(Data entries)
★ ★ ★ ★ ★ ★ ★
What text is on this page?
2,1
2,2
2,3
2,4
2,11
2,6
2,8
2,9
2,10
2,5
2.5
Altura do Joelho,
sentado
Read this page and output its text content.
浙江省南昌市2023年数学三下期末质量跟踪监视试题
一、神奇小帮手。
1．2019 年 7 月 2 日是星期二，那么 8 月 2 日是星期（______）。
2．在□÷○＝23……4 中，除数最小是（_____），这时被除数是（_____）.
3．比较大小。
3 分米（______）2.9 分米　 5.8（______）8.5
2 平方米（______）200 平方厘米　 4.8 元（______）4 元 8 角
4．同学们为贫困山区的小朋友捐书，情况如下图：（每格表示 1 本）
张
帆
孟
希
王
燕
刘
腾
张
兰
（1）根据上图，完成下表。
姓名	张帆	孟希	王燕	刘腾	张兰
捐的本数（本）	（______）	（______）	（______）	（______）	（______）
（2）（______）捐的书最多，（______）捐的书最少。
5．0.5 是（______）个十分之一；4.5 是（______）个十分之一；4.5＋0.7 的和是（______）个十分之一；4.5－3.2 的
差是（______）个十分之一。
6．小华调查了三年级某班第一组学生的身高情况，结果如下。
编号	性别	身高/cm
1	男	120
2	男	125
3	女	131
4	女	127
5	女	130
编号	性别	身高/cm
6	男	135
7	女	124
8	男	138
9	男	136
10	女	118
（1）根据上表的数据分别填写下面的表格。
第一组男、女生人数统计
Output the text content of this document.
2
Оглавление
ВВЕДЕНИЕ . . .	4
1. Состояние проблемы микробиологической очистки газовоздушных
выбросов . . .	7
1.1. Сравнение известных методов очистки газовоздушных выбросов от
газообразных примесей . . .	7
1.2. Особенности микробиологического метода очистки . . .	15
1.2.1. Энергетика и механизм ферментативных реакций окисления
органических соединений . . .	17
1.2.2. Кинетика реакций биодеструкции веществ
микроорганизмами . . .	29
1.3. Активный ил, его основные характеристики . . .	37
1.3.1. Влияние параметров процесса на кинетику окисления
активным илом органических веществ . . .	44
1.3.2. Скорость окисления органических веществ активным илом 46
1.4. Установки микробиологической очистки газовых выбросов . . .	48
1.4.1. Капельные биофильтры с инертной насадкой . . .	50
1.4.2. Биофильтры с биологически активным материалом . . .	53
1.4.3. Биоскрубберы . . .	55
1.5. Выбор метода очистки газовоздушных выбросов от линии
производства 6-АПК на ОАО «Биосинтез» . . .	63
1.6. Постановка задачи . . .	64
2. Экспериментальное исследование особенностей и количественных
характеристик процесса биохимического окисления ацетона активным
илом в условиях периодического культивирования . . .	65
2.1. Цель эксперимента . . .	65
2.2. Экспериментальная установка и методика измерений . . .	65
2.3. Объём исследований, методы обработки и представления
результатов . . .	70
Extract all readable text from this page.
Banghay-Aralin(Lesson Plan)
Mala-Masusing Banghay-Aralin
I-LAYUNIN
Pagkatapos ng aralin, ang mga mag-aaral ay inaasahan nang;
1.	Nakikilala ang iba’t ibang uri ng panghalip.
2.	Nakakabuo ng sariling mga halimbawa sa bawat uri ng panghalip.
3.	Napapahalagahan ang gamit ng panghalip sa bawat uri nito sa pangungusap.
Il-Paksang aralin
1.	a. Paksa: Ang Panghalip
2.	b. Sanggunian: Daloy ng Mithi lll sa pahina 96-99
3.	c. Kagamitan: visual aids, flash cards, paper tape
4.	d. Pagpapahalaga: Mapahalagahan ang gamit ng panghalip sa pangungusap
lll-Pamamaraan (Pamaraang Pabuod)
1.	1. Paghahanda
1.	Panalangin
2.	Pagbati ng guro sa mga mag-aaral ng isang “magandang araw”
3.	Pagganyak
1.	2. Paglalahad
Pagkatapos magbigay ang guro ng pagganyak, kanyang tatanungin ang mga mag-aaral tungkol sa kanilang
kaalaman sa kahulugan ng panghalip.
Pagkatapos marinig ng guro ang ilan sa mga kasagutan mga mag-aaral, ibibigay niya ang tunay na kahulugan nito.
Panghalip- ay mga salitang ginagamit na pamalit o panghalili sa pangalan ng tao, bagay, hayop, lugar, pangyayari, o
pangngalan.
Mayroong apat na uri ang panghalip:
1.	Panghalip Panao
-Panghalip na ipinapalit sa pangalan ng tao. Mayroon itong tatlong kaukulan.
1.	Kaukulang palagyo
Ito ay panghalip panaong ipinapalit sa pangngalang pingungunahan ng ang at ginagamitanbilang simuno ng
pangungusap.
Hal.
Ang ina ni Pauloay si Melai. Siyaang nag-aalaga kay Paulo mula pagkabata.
★ ★ ★ ★ ★ ★ ★
§ WHAT NEEDS TO BE DONE
Retype nothing except the lines from the line holding "Extract all readable text from this page." through the last line of the entries, both included.

§ RESULT OF THIS TASK
Extract all readable text from this page.
Banghay-Aralin(Lesson Plan)
Mala-Masusing Banghay-Aralin
I-LAYUNIN
Pagkatapos ng aralin, ang mga mag-aaral ay inaasahan nang;
1.	Nakikilala ang iba’t ibang uri ng panghalip.
2.	Nakakabuo ng sariling mga halimbawa sa bawat uri ng panghalip.
3.	Napapahalagahan ang gamit ng panghalip sa bawat uri nito sa pangungusap.
Il-Paksang aralin
1.	a. Paksa: Ang Panghalip
2.	b. Sanggunian: Daloy ng Mithi lll sa pahina 96-99
3.	c. Kagamitan: visual aids, flash cards, paper tape
4.	d. Pagpapahalaga: Mapahalagahan ang gamit ng panghalip sa pangungusap
lll-Pamamaraan (Pamaraang Pabuod)
1.	1. Paghahanda
1.	Panalangin
2.	Pagbati ng guro sa mga mag-aaral ng isang “magandang araw”
3.	Pagganyak
1.	2. Paglalahad
Pagkatapos magbigay ang guro ng pagganyak, kanyang tatanungin ang mga mag-aaral tungkol sa kanilang
kaalaman sa kahulugan ng panghalip.
Pagkatapos marinig ng guro ang ilan sa mga kasagutan mga mag-aaral, ibibigay niya ang tunay na kahulugan nito.
Panghalip- ay mga salitang ginagamit na pamalit o panghalili sa pangalan ng tao, bagay, hayop, lugar, pangyayari, o
pangngalan.
Mayroong apat na uri ang panghalip:
1.	Panghalip Panao
-Panghalip na ipinapalit sa pangalan ng tao. Mayroon itong tatlong kaukulan.
1.	Kaukulang palagyo
Ito ay panghalip panaong ipinapalit sa pangngalang pingungunahan ng ang at ginagamitanbilang simuno ng
pangungusap.
Hal.
Ang ina ni Pauloay si Melai. Siyaang nag-aalaga kay Paulo mula pagkabata.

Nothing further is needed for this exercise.